(Description of the task) Give back all of the data exactly as written.
Data shown START
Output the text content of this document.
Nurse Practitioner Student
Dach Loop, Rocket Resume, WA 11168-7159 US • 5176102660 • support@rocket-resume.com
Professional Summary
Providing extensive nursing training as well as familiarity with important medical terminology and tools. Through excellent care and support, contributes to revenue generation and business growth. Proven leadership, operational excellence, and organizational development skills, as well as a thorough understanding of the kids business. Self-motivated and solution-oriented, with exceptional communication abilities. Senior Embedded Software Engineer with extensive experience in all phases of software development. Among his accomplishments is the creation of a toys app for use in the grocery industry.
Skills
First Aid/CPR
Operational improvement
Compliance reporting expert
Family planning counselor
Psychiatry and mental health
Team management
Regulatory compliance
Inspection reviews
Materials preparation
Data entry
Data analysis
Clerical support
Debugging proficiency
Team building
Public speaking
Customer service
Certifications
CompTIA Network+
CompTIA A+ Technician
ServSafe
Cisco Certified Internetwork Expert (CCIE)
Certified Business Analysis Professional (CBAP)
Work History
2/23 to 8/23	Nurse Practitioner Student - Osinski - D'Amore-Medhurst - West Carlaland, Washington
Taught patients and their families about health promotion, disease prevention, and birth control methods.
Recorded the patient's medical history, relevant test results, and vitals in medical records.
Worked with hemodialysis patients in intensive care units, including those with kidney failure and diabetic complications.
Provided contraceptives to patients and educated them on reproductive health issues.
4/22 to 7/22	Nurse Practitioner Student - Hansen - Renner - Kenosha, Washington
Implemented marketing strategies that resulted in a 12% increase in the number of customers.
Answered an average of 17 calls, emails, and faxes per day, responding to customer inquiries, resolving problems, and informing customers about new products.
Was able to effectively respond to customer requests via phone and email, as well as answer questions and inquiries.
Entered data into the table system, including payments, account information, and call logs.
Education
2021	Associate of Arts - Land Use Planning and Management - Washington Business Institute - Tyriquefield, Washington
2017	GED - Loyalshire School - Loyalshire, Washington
Data shown END
(Final answer)
Output the text content of this document.
Nurse Practitioner Student
Dach Loop, Rocket Resume, WA 11168-7159 US • 5176102660 • support@rocket-resume.com
Professional Summary
Providing extensive nursing training as well as familiarity with important medical terminology and tools. Through excellent care and support, contributes to revenue generation and business growth. Proven leadership, operational excellence, and organizational development skills, as well as a thorough understanding of the kids business. Self-motivated and solution-oriented, with exceptional communication abilities. Senior Embedded Software Engineer with extensive experience in all phases of software development. Among his accomplishments is the creation of a toys app for use in the grocery industry.
Skills
First Aid/CPR
Operational improvement
Compliance reporting expert
Family planning counselor
Psychiatry and mental health
Team management
Regulatory compliance
Inspection reviews
Materials preparation
Data entry
Data analysis
Clerical support
Debugging proficiency
Team building
Public speaking
Customer service
Certifications
CompTIA Network+
CompTIA A+ Technician
ServSafe
Cisco Certified Internetwork Expert (CCIE)
Certified Business Analysis Professional (CBAP)
Work History
2/23 to 8/23	Nurse Practitioner Student - Osinski - D'Amore-Medhurst - West Carlaland, Washington
Taught patients and their families about health promotion, disease prevention, and birth control methods.
Recorded the patient's medical history, relevant test results, and vitals in medical records.
Worked with hemodialysis patients in intensive care units, including those with kidney failure and diabetic complications.
Provided contraceptives to patients and educated them on reproductive health issues.
4/22 to 7/22	Nurse Practitioner Student - Hansen - Renner - Kenosha, Washington
Implemented marketing strategies that resulted in a 12% increase in the number of customers.
Answered an average of 17 calls, emails, and faxes per day, responding to customer inquiries, resolving problems, and informing customers about new products.
Was able to effectively respond to customer requests via phone and email, as well as answer questions and inquiries.
Entered data into the table system, including payments, account information, and call logs.
Education
2021	Associate of Arts - Land Use Planning and Management - Washington Business Institute - Tyriquefield, Washington
2017	GED - Loyalshire School - Loyalshire, Washington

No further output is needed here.